## start DATASET EXCERPTS

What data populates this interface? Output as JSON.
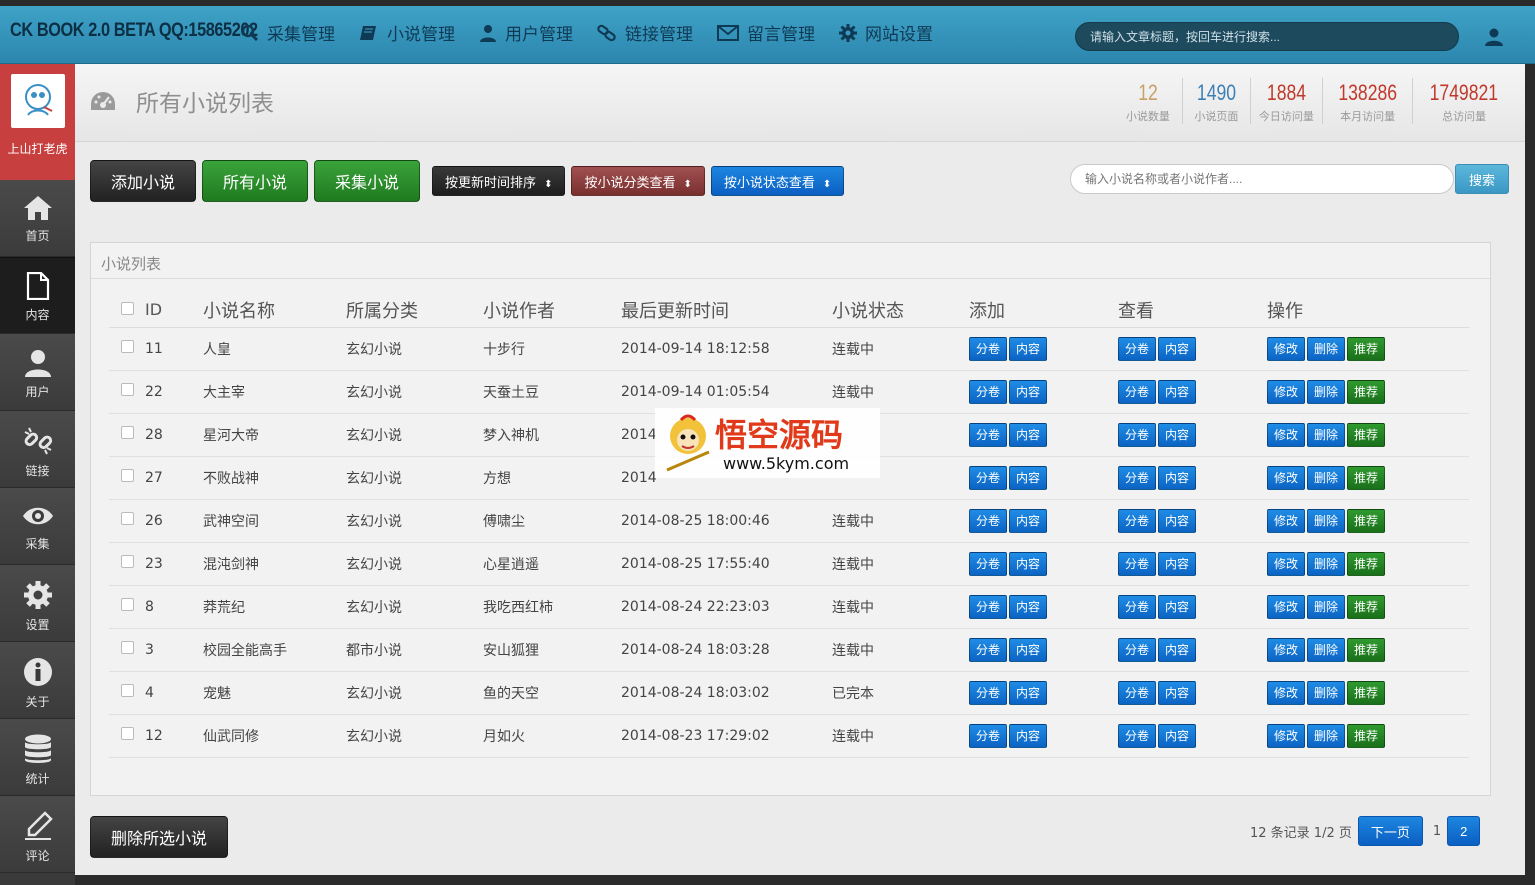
{
  "brand": "CK BOOK 2.0 BETA QQ:15865202",
  "nav": [
    {
      "label": "采集管理",
      "icon": "search-icon"
    },
    {
      "label": "小说管理",
      "icon": "book-icon"
    },
    {
      "label": "用户管理",
      "icon": "user-icon"
    },
    {
      "label": "链接管理",
      "icon": "link-icon"
    },
    {
      "label": "留言管理",
      "icon": "mail-icon"
    },
    {
      "label": "网站设置",
      "icon": "gear-icon"
    }
  ],
  "top_search": {
    "placeholder": "请输入文章标题，按回车进行搜索..."
  },
  "sidebar": {
    "profile_name": "上山打老虎",
    "items": [
      {
        "label": "首页",
        "icon": "home-icon"
      },
      {
        "label": "内容",
        "icon": "document-icon",
        "active": true
      },
      {
        "label": "用户",
        "icon": "user-icon"
      },
      {
        "label": "链接",
        "icon": "broken-link-icon"
      },
      {
        "label": "采集",
        "icon": "eye-icon"
      },
      {
        "label": "设置",
        "icon": "gear-icon"
      },
      {
        "label": "关于",
        "icon": "info-icon"
      },
      {
        "label": "统计",
        "icon": "database-icon"
      },
      {
        "label": "评论",
        "icon": "pencil-icon"
      }
    ]
  },
  "page": {
    "title": "所有小说列表"
  },
  "stats": [
    {
      "value": "12",
      "label": "小说数量",
      "color": "#c8a06a"
    },
    {
      "value": "1490",
      "label": "小说页面",
      "color": "#3b7fb5"
    },
    {
      "value": "1884",
      "label": "今日访问量",
      "color": "#c0392b"
    },
    {
      "value": "138286",
      "label": "本月访问量",
      "color": "#c0392b"
    },
    {
      "value": "1749821",
      "label": "总访问量",
      "color": "#c0392b"
    }
  ],
  "toolbar": {
    "add": "添加小说",
    "all": "所有小说",
    "collect": "采集小说",
    "sort_time": "按更新时间排序",
    "by_category": "按小说分类查看",
    "by_status": "按小说状态查看",
    "search_placeholder": "输入小说名称或者小说作者....",
    "search_button": "搜索"
  },
  "panel": {
    "title": "小说列表"
  },
  "table": {
    "headers": [
      "ID",
      "小说名称",
      "所属分类",
      "小说作者",
      "最后更新时间",
      "小说状态",
      "添加",
      "查看",
      "操作"
    ],
    "rows": [
      {
        "id": "11",
        "name": "人皇",
        "category": "玄幻小说",
        "author": "十步行",
        "updated": "2014-09-14 18:12:58",
        "status": "连载中"
      },
      {
        "id": "22",
        "name": "大主宰",
        "category": "玄幻小说",
        "author": "天蚕土豆",
        "updated": "2014-09-14 01:05:54",
        "status": "连载中"
      },
      {
        "id": "28",
        "name": "星河大帝",
        "category": "玄幻小说",
        "author": "梦入神机",
        "updated": "2014",
        "status": ""
      },
      {
        "id": "27",
        "name": "不败战神",
        "category": "玄幻小说",
        "author": "方想",
        "updated": "2014",
        "status": ""
      },
      {
        "id": "26",
        "name": "武神空间",
        "category": "玄幻小说",
        "author": "傅啸尘",
        "updated": "2014-08-25 18:00:46",
        "status": "连载中"
      },
      {
        "id": "23",
        "name": "混沌剑神",
        "category": "玄幻小说",
        "author": "心星逍遥",
        "updated": "2014-08-25 17:55:40",
        "status": "连载中"
      },
      {
        "id": "8",
        "name": "莽荒纪",
        "category": "玄幻小说",
        "author": "我吃西红柿",
        "updated": "2014-08-24 22:23:03",
        "status": "连载中"
      },
      {
        "id": "3",
        "name": "校园全能高手",
        "category": "都市小说",
        "author": "安山狐狸",
        "updated": "2014-08-24 18:03:28",
        "status": "连载中"
      },
      {
        "id": "4",
        "name": "宠魅",
        "category": "玄幻小说",
        "author": "鱼的天空",
        "updated": "2014-08-24 18:03:02",
        "status": "已完本"
      },
      {
        "id": "12",
        "name": "仙武同修",
        "category": "玄幻小说",
        "author": "月如火",
        "updated": "2014-08-23 17:29:02",
        "status": "连载中"
      }
    ],
    "btn_volume": "分卷",
    "btn_content": "内容",
    "btn_edit": "修改",
    "btn_delete": "删除",
    "btn_recommend": "推荐"
  },
  "footer": {
    "delete_selected": "删除所选小说",
    "records": "12 条记录 1/2 页",
    "next": "下一页",
    "page1": "1",
    "page2": "2"
  },
  "watermark": {
    "title": "悟空源码",
    "url": "www.5kym.com"
  }
}
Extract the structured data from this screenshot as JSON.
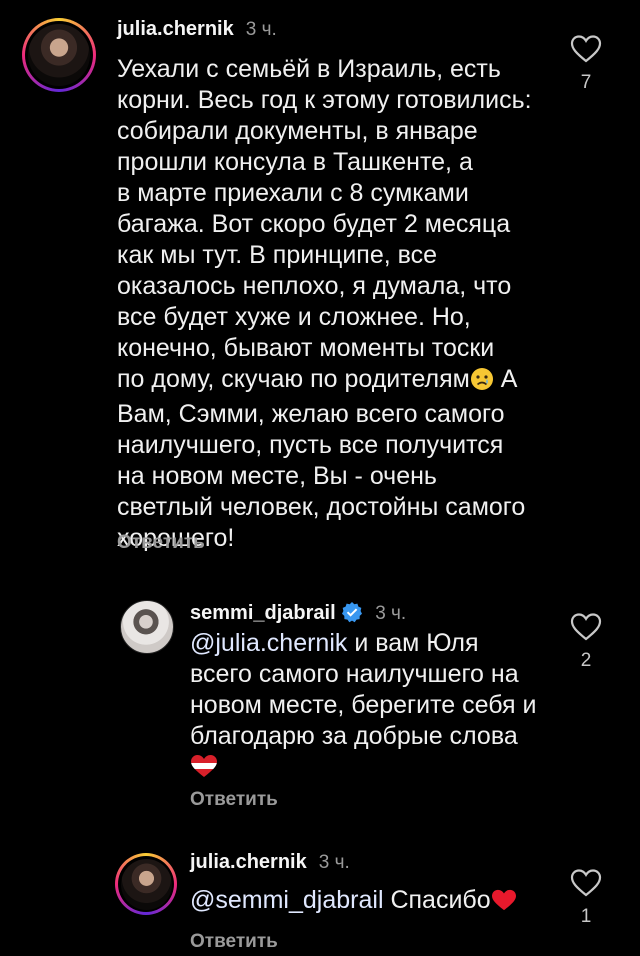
{
  "comments": [
    {
      "username": "julia.chernik",
      "time": "3 ч.",
      "lines": [
        "Уехали с семьёй в Израиль, есть",
        "корни. Весь год к этому готовились:",
        "собирали документы, в январе",
        "прошли консула в Ташкенте, а",
        "в марте приехали с 8 сумками",
        "багажа. Вот скоро будет 2 месяца",
        "как мы тут. В принципе, все",
        "оказалось неплохо, я думала, что",
        "все будет хуже и сложнее. Но,",
        "конечно, бывают моменты тоски",
        "по дому, скучаю по родителям",
        "Вам, Сэмми, желаю всего самого",
        "наилучшего, пусть все получится",
        "на новом месте, Вы - очень",
        "светлый человек, достойны самого",
        "хорошего!"
      ],
      "line11_tail": " А",
      "reply_label": "Ответить",
      "like_count": "7",
      "emoji": "crying-face-icon"
    },
    {
      "username": "semmi_djabrail",
      "time": "3 ч.",
      "mention": "@julia.chernik",
      "lines": [
        " и вам Юля",
        "всего самого наилучшего на",
        "новом месте, берегите себя и",
        "благодарю за добрые слова"
      ],
      "reply_label": "Ответить",
      "like_count": "2",
      "emoji": "heart-flag-icon",
      "verified": true
    },
    {
      "username": "julia.chernik",
      "time": "3 ч.",
      "mention": "@semmi_djabrail",
      "text": " Спасибо",
      "reply_label": "Ответить",
      "like_count": "1",
      "emoji": "red-heart-icon"
    }
  ],
  "colors": {
    "background": "#000000",
    "text": "#f0f0f0",
    "muted": "#9a9a9a",
    "verified": "#3897f0"
  }
}
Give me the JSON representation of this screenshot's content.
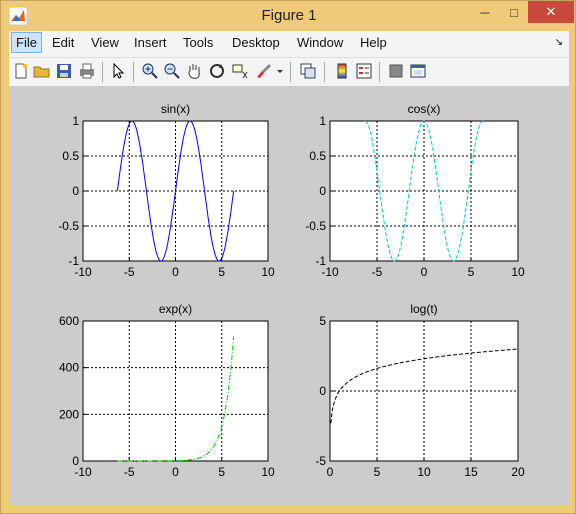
{
  "window": {
    "title": "Figure 1",
    "controls": {
      "minimize": "─",
      "maximize": "□",
      "close": "✕"
    }
  },
  "menubar": {
    "items": [
      "File",
      "Edit",
      "View",
      "Insert",
      "Tools",
      "Desktop",
      "Window",
      "Help"
    ],
    "dock_arrow": "↘"
  },
  "toolbar": {
    "icons": [
      "new-figure-icon",
      "open-file-icon",
      "save-icon",
      "print-icon",
      "select-arrow-icon",
      "zoom-in-icon",
      "zoom-out-icon",
      "pan-hand-icon",
      "rotate-3d-icon",
      "data-cursor-icon",
      "brush-icon",
      "brush-dropdown-icon",
      "link-plot-icon",
      "colorbar-icon",
      "legend-icon",
      "hide-plot-tools-icon",
      "show-plot-tools-icon"
    ]
  },
  "chart_data": [
    {
      "type": "line",
      "title": "sin(x)",
      "xlim": [
        -10,
        10
      ],
      "ylim": [
        -1,
        1
      ],
      "xticks": [
        "-10",
        "-5",
        "0",
        "5",
        "10"
      ],
      "yticks": [
        "1",
        "0.5",
        "0",
        "-0.5",
        "-1"
      ],
      "color": "#0000ff",
      "dash": "solid",
      "grid": true,
      "function": "sin",
      "x_range": [
        -6.28,
        6.28
      ]
    },
    {
      "type": "line",
      "title": "cos(x)",
      "xlim": [
        -10,
        10
      ],
      "ylim": [
        -1,
        1
      ],
      "xticks": [
        "-10",
        "-5",
        "0",
        "5",
        "10"
      ],
      "yticks": [
        "1",
        "0.5",
        "0",
        "-0.5",
        "-1"
      ],
      "color": "#00cccc",
      "dash": "dashed",
      "grid": true,
      "function": "cos",
      "x_range": [
        -6.28,
        6.28
      ]
    },
    {
      "type": "line",
      "title": "exp(x)",
      "xlim": [
        -10,
        10
      ],
      "ylim": [
        0,
        600
      ],
      "xticks": [
        "-10",
        "-5",
        "0",
        "5",
        "10"
      ],
      "yticks": [
        "600",
        "400",
        "200",
        "0"
      ],
      "color": "#00cc00",
      "dash": "dashdot",
      "grid": true,
      "function": "exp",
      "x_range": [
        -6.28,
        6.28
      ]
    },
    {
      "type": "line",
      "title": "log(t)",
      "xlim": [
        0,
        20
      ],
      "ylim": [
        -5,
        5
      ],
      "xticks": [
        "0",
        "5",
        "10",
        "15",
        "20"
      ],
      "yticks": [
        "5",
        "0",
        "-5"
      ],
      "color": "#000000",
      "dash": "dashed",
      "grid": true,
      "function": "log",
      "x_range": [
        0.1,
        20
      ]
    }
  ]
}
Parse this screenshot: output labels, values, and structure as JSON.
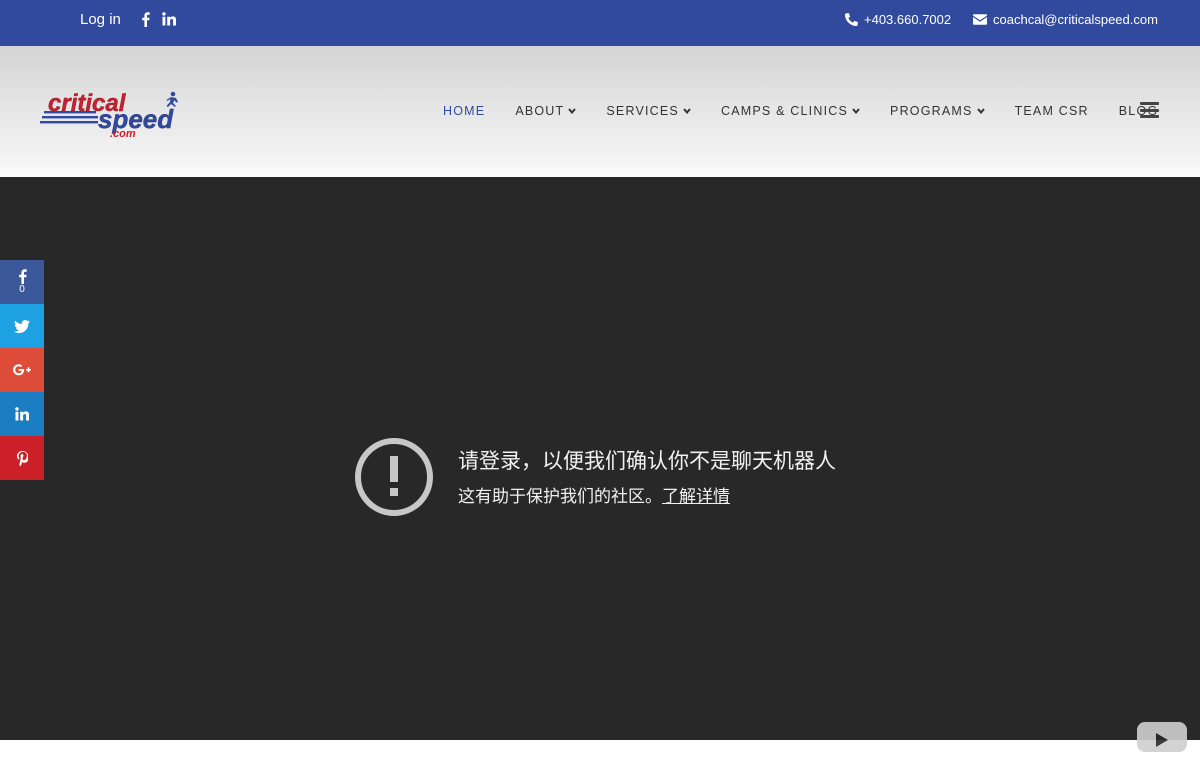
{
  "topbar": {
    "login_label": "Log in",
    "phone": "+403.660.7002",
    "email": "coachcal@criticalspeed.com",
    "background": "#324a9e"
  },
  "logo": {
    "line1": "critical",
    "line2": "speed",
    "line3": ".com"
  },
  "nav": {
    "items": [
      {
        "label": "HOME",
        "active": true,
        "dropdown": false
      },
      {
        "label": "ABOUT",
        "active": false,
        "dropdown": true
      },
      {
        "label": "SERVICES",
        "active": false,
        "dropdown": true
      },
      {
        "label": "CAMPS & CLINICS",
        "active": false,
        "dropdown": true
      },
      {
        "label": "PROGRAMS",
        "active": false,
        "dropdown": true
      },
      {
        "label": "TEAM CSR",
        "active": false,
        "dropdown": false
      },
      {
        "label": "BLOG",
        "active": false,
        "dropdown": false
      }
    ],
    "active_color": "#324a9e",
    "menu_icon": "hamburger-icon"
  },
  "video": {
    "title": "请登录，以便我们确认你不是聊天机器人",
    "subtitle": "这有助于保护我们的社区。",
    "learn_more": "了解详情",
    "background": "#282828"
  },
  "share_bar": {
    "facebook_count": "0",
    "buttons": [
      {
        "icon": "facebook-icon",
        "color": "#3b5998"
      },
      {
        "icon": "twitter-icon",
        "color": "#1da1e2"
      },
      {
        "icon": "google-plus-icon",
        "color": "#dd4b39"
      },
      {
        "icon": "linkedin-icon",
        "color": "#1b7ec2"
      },
      {
        "icon": "pinterest-icon",
        "color": "#cb2027"
      }
    ]
  }
}
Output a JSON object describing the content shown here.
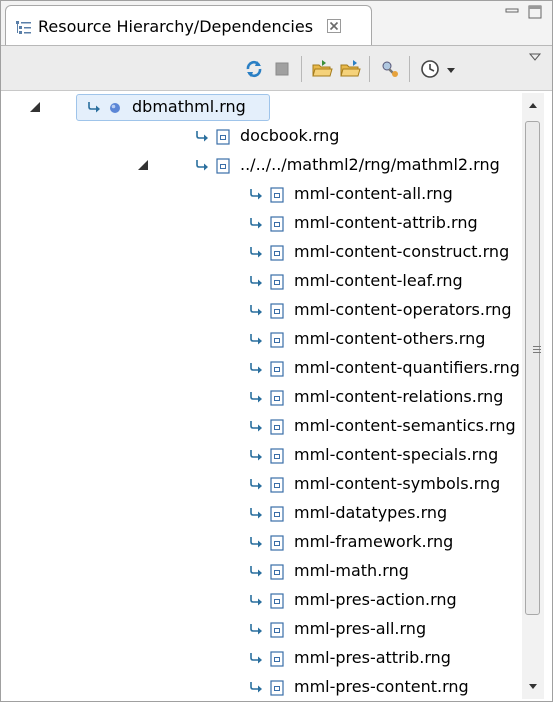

## end DATASET EXCERPTS

WRITTEN PROBLEM: Copy out every line that includes the word "plot".

THE SOLUTION:
      "link-plot-icon",
      "hide-plot-tools-icon",
      "show-plot-tools-icon"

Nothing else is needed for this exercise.